→ Exercise objective:
Reproduce all of the records exactly.

(Items from a dataset)
======
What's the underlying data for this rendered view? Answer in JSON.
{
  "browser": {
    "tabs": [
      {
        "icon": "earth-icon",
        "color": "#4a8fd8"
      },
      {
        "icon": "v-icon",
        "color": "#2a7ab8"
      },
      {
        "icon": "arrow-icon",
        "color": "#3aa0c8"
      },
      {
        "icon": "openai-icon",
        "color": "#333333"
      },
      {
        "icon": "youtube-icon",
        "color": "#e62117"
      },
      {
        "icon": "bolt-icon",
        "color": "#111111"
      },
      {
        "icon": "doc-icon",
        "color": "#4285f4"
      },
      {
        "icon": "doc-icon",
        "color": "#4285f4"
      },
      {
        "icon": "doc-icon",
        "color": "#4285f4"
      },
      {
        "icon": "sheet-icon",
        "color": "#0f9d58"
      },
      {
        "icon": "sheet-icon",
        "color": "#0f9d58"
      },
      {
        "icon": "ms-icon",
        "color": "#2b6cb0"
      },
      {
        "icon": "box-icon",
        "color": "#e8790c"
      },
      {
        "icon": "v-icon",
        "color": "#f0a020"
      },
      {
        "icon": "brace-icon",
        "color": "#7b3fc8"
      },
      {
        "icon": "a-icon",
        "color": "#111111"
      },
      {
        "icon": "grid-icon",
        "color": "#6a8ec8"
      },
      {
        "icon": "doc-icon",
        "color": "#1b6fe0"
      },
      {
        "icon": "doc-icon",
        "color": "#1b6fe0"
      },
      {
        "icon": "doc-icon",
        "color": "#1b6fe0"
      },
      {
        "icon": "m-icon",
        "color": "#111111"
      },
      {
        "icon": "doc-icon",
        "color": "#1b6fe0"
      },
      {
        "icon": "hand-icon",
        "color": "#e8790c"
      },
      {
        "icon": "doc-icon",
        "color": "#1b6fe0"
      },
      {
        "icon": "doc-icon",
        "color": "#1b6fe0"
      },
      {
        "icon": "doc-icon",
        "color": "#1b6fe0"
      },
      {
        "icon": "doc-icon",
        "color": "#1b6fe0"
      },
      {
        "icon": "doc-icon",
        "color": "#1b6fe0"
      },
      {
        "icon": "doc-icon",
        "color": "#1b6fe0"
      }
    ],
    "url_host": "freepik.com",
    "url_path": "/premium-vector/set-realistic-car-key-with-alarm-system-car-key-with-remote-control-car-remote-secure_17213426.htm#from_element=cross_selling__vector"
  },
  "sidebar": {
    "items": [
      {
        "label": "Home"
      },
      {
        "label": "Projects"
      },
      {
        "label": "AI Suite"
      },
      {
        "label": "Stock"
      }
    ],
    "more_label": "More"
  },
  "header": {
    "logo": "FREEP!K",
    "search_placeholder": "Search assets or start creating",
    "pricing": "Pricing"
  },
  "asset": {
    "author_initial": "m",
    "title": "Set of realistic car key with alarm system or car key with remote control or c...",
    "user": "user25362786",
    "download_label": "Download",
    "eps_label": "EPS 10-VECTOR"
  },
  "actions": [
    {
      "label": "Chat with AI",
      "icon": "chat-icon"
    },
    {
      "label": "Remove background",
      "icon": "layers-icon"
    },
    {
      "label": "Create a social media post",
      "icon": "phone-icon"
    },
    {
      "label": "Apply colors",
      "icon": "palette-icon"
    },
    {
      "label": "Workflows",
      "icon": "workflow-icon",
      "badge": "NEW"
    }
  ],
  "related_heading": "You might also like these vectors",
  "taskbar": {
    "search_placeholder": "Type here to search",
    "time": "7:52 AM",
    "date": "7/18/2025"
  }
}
======
→ Full response:
What's the underlying data for this rendered view? Answer in JSON.
{
  "browser": {
    "tabs": [
      {
        "icon": "earth-icon",
        "color": "#4a8fd8"
      },
      {
        "icon": "v-icon",
        "color": "#2a7ab8"
      },
      {
        "icon": "arrow-icon",
        "color": "#3aa0c8"
      },
      {
        "icon": "openai-icon",
        "color": "#333333"
      },
      {
        "icon": "youtube-icon",
        "color": "#e62117"
      },
      {
        "icon": "bolt-icon",
        "color": "#111111"
      },
      {
        "icon": "doc-icon",
        "color": "#4285f4"
      },
      {
        "icon": "doc-icon",
        "color": "#4285f4"
      },
      {
        "icon": "doc-icon",
        "color": "#4285f4"
      },
      {
        "icon": "sheet-icon",
        "color": "#0f9d58"
      },
      {
        "icon": "sheet-icon",
        "color": "#0f9d58"
      },
      {
        "icon": "ms-icon",
        "color": "#2b6cb0"
      },
      {
        "icon": "box-icon",
        "color": "#e8790c"
      },
      {
        "icon": "v-icon",
        "color": "#f0a020"
      },
      {
        "icon": "brace-icon",
        "color": "#7b3fc8"
      },
      {
        "icon": "a-icon",
        "color": "#111111"
      },
      {
        "icon": "grid-icon",
        "color": "#6a8ec8"
      },
      {
        "icon": "doc-icon",
        "color": "#1b6fe0"
      },
      {
        "icon": "doc-icon",
        "color": "#1b6fe0"
      },
      {
        "icon": "doc-icon",
        "color": "#1b6fe0"
      },
      {
        "icon": "m-icon",
        "color": "#111111"
      },
      {
        "icon": "doc-icon",
        "color": "#1b6fe0"
      },
      {
        "icon": "hand-icon",
        "color": "#e8790c"
      },
      {
        "icon": "doc-icon",
        "color": "#1b6fe0"
      },
      {
        "icon": "doc-icon",
        "color": "#1b6fe0"
      },
      {
        "icon": "doc-icon",
        "color": "#1b6fe0"
      },
      {
        "icon": "doc-icon",
        "color": "#1b6fe0"
      },
      {
        "icon": "doc-icon",
        "color": "#1b6fe0"
      },
      {
        "icon": "doc-icon",
        "color": "#1b6fe0"
      }
    ],
    "url_host": "freepik.com",
    "url_path": "/premium-vector/set-realistic-car-key-with-alarm-system-car-key-with-remote-control-car-remote-secure_17213426.htm#from_element=cross_selling__vector"
  },
  "sidebar": {
    "items": [
      {
        "label": "Home"
      },
      {
        "label": "Projects"
      },
      {
        "label": "AI Suite"
      },
      {
        "label": "Stock"
      }
    ],
    "more_label": "More"
  },
  "header": {
    "logo": "FREEP!K",
    "search_placeholder": "Search assets or start creating",
    "pricing": "Pricing"
  },
  "asset": {
    "author_initial": "m",
    "title": "Set of realistic car key with alarm system or car key with remote control or c...",
    "user": "user25362786",
    "download_label": "Download",
    "eps_label": "EPS 10-VECTOR"
  },
  "actions": [
    {
      "label": "Chat with AI",
      "icon": "chat-icon"
    },
    {
      "label": "Remove background",
      "icon": "layers-icon"
    },
    {
      "label": "Create a social media post",
      "icon": "phone-icon"
    },
    {
      "label": "Apply colors",
      "icon": "palette-icon"
    },
    {
      "label": "Workflows",
      "icon": "workflow-icon",
      "badge": "NEW"
    }
  ],
  "related_heading": "You might also like these vectors",
  "taskbar": {
    "search_placeholder": "Type here to search",
    "time": "7:52 AM",
    "date": "7/18/2025"
  }
}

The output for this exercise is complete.